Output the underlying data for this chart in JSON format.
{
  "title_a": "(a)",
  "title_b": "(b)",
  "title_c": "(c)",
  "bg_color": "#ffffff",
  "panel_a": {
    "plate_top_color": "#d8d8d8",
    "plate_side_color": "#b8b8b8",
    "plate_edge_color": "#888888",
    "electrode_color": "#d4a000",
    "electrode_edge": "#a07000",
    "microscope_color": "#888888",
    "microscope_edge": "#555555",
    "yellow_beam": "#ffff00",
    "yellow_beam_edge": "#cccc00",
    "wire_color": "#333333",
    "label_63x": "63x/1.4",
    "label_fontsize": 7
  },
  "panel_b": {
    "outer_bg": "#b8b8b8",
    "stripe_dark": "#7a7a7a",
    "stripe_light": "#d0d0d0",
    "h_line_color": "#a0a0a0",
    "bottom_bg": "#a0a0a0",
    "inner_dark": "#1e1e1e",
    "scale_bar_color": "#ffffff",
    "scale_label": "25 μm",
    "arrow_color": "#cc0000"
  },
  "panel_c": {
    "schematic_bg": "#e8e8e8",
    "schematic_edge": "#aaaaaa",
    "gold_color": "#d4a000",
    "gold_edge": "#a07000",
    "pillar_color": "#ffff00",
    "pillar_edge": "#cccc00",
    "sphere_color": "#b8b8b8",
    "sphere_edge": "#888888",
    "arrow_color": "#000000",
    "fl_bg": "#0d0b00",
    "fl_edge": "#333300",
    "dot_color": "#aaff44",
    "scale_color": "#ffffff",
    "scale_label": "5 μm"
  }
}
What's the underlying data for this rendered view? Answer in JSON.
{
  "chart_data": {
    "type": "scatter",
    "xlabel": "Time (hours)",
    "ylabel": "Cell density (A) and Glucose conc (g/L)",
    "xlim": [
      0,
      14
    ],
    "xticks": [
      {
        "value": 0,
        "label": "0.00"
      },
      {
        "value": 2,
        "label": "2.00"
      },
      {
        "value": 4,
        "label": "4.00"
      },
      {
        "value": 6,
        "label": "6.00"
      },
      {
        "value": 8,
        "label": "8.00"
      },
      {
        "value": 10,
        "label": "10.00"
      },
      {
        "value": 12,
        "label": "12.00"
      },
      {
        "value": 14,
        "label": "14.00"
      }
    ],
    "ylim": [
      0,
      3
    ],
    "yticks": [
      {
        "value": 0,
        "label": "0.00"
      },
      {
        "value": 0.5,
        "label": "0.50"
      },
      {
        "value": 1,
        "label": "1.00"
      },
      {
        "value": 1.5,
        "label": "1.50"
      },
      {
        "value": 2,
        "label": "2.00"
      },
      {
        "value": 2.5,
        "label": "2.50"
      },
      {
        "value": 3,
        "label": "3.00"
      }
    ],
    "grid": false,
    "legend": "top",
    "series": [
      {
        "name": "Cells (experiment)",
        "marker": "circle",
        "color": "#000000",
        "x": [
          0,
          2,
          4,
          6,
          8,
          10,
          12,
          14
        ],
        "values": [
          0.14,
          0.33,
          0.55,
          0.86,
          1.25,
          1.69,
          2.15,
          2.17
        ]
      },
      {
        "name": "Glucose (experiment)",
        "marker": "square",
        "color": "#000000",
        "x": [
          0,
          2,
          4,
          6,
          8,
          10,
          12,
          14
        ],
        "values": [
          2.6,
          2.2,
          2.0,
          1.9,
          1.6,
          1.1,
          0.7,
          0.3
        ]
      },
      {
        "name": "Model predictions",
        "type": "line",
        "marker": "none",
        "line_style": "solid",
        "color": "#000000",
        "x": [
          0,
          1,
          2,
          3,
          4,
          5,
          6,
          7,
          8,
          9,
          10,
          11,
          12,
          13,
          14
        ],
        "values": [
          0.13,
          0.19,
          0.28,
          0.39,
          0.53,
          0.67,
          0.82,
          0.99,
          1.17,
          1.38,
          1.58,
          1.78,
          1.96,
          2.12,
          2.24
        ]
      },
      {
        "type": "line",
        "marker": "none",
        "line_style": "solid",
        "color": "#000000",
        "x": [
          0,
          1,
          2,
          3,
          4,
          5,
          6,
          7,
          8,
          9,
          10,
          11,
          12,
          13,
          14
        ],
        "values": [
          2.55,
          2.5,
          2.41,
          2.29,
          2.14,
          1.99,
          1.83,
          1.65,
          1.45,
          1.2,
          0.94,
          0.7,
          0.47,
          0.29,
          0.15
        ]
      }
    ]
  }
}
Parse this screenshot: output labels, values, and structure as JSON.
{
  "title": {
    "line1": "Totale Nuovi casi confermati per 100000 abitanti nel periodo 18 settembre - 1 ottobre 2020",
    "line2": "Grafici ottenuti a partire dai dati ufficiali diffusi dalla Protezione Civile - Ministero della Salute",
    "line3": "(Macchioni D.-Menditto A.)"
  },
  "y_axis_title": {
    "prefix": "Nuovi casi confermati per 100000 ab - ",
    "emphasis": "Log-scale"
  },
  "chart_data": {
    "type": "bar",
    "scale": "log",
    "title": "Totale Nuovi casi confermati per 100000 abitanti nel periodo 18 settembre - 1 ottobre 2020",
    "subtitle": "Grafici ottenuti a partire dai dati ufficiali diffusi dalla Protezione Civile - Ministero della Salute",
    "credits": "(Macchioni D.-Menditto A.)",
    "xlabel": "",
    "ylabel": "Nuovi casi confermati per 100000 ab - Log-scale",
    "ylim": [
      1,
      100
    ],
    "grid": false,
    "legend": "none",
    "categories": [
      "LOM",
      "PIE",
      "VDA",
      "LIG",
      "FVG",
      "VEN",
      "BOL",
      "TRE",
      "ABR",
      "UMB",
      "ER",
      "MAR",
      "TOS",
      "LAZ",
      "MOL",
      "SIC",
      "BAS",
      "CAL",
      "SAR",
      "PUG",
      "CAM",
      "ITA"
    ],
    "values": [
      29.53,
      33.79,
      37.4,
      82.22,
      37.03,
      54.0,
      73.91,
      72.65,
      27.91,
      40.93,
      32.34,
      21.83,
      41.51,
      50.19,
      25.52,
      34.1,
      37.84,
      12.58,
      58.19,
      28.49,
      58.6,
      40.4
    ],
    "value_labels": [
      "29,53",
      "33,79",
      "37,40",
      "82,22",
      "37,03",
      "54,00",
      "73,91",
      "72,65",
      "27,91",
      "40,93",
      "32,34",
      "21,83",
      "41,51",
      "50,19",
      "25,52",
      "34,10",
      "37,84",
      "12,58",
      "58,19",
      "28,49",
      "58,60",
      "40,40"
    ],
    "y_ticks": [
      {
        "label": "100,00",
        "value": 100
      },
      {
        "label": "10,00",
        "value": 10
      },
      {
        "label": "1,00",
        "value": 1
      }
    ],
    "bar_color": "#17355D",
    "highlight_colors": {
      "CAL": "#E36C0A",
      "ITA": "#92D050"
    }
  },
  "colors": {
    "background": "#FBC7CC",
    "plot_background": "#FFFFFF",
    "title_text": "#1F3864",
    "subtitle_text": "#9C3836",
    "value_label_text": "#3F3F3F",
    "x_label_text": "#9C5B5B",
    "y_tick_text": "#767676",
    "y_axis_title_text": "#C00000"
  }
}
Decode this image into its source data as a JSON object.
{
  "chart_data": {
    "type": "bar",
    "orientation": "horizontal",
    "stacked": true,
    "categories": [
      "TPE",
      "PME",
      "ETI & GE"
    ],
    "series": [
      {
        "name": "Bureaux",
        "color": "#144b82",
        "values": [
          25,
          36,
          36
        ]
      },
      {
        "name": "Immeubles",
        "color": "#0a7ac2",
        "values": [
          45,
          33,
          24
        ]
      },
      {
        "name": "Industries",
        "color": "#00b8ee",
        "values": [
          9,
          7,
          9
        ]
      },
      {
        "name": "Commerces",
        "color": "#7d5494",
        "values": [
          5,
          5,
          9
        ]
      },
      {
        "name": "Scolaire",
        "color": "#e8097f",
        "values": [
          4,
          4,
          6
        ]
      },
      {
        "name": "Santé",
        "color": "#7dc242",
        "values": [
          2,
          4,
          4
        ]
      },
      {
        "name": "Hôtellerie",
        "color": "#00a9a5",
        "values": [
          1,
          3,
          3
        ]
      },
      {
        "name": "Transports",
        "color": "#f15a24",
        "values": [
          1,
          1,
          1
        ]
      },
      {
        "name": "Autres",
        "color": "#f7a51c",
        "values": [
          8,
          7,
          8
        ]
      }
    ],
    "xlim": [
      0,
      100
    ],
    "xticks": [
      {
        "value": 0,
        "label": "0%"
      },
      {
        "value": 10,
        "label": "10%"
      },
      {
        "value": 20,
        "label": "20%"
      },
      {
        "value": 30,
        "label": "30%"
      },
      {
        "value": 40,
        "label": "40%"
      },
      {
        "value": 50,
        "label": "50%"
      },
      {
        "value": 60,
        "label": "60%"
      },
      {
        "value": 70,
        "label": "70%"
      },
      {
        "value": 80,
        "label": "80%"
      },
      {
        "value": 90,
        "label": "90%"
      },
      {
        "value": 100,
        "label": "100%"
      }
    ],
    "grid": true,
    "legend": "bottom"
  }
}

------------------------------

▸ TASK: Report how many lines of the data contain the word "name", using the number alone.

▸ RESPONSE: 12